• _What you are asked to do_
Return only the number of lines holding the word "СТРОИТЕЛЬНЫЕ".

## begin Data for the task

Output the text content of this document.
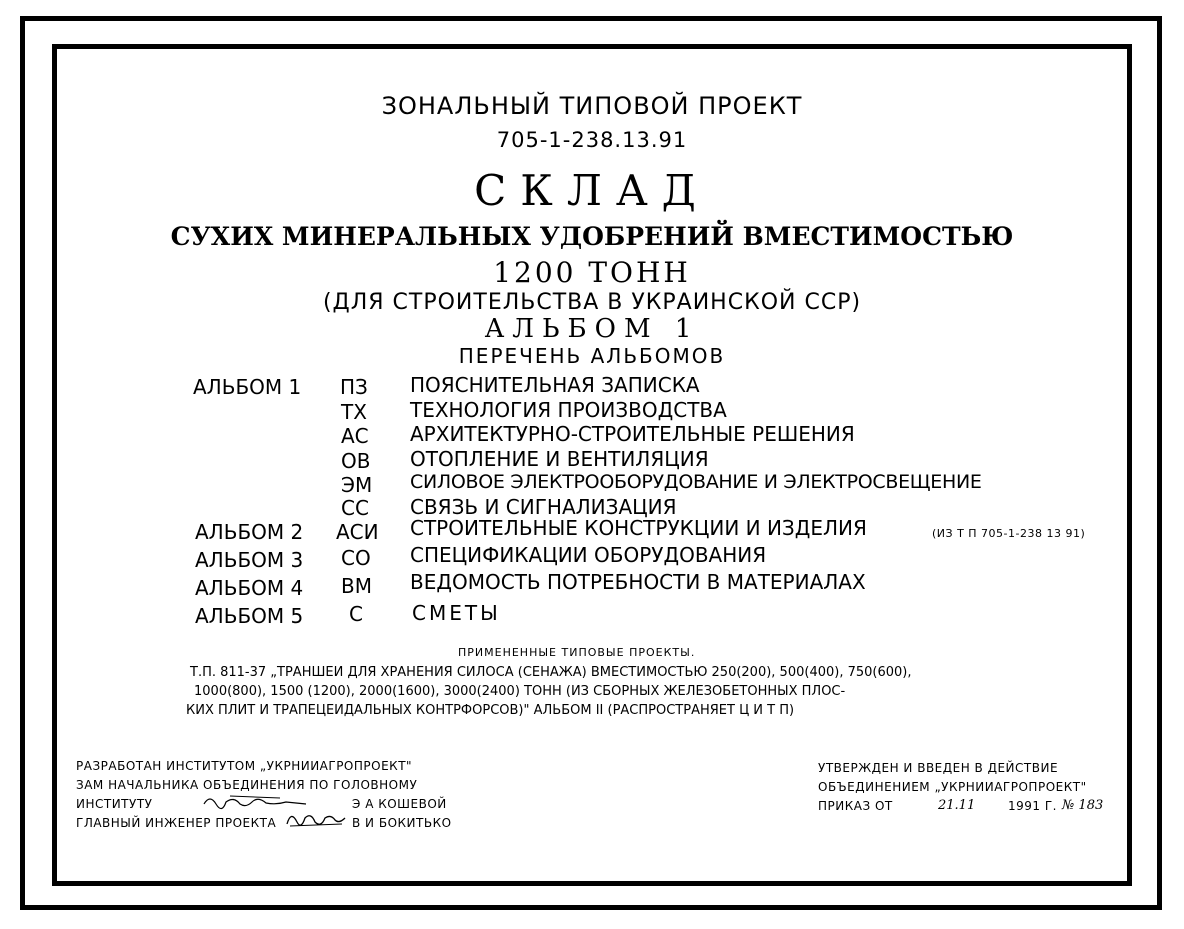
ЗОНАЛЬНЫЙ ТИПОВОЙ ПРОЕКТ
705-1-238.13.91
СКЛАД
СУХИХ МИНЕРАЛЬНЫХ УДОБРЕНИЙ ВМЕСТИМОСТЬЮ
1200 ТОНН
(ДЛЯ СТРОИТЕЛЬСТВА В УКРАИНСКОЙ ССР)
АЛЬБОМ 1
ПЕРЕЧЕНЬ АЛЬБОМОВ
АЛЬБОМ 1 ПЗ ПОЯСНИТЕЛЬНАЯ ЗАПИСКА
ТХ ТЕХНОЛОГИЯ ПРОИЗВОДСТВА
АС АРХИТЕКТУРНО-СТРОИТЕЛЬНЫЕ РЕШЕНИЯ
ОВ ОТОПЛЕНИЕ И ВЕНТИЛЯЦИЯ
ЭМ СИЛОВОЕ ЭЛЕКТРООБОРУДОВАНИЕ И ЭЛЕКТРОСВЕЩЕНИЕ
СС СВЯЗЬ И СИГНАЛИЗАЦИЯ
АЛЬБОМ 2 АСИ СТРОИТЕЛЬНЫЕ КОНСТРУКЦИИ И ИЗДЕЛИЯ	(ИЗ Т П 705-1-238 13 91)
АЛЬБОМ 3 СО СПЕЦИФИКАЦИИ ОБОРУДОВАНИЯ
АЛЬБОМ 4 ВМ ВЕДОМОСТЬ ПОТРЕБНОСТИ В МАТЕРИАЛАХ
АЛЬБОМ 5 С СМЕТЫ
ПРИМЕНЕННЫЕ ТИПОВЫЕ ПРОЕКТЫ.
Т.П. 811-37 „ТРАНШЕИ ДЛЯ ХРАНЕНИЯ СИЛОСА (СЕНАЖА) ВМЕСТИМОСТЬЮ 250(200), 500(400), 750(600),
1000(800), 1500 (1200), 2000(1600), 3000(2400) ТОНН (ИЗ СБОРНЫХ ЖЕЛЕЗОБЕТОННЫХ ПЛОС-
КИХ ПЛИТ И ТРАПЕЦЕИДАЛЬНЫХ КОНТРФОРСОВ)" АЛЬБОМ II (РАСПРОСТРАНЯЕТ Ц И Т П)
РАЗРАБОТАН ИНСТИТУТОМ „УКРНИИАГРОПРОЕКТ"
ЗАМ НАЧАЛЬНИКА ОБЪЕДИНЕНИЯ ПО ГОЛОВНОМУ
ИНСТИТУТУ	Э А КОШЕВОЙ
ГЛАВНЫЙ ИНЖЕНЕР ПРОЕКТА	В И БОКИТЬКО
УТВЕРЖДЕН И ВВЕДЕН В ДЕЙСТВИЕ
ОБЪЕДИНЕНИЕМ „УКРНИИАГРОПРОЕКТ"
ПРИКАЗ ОТ	21.11	1991 Г. № 183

## end Data for the task

• _Task solution_
2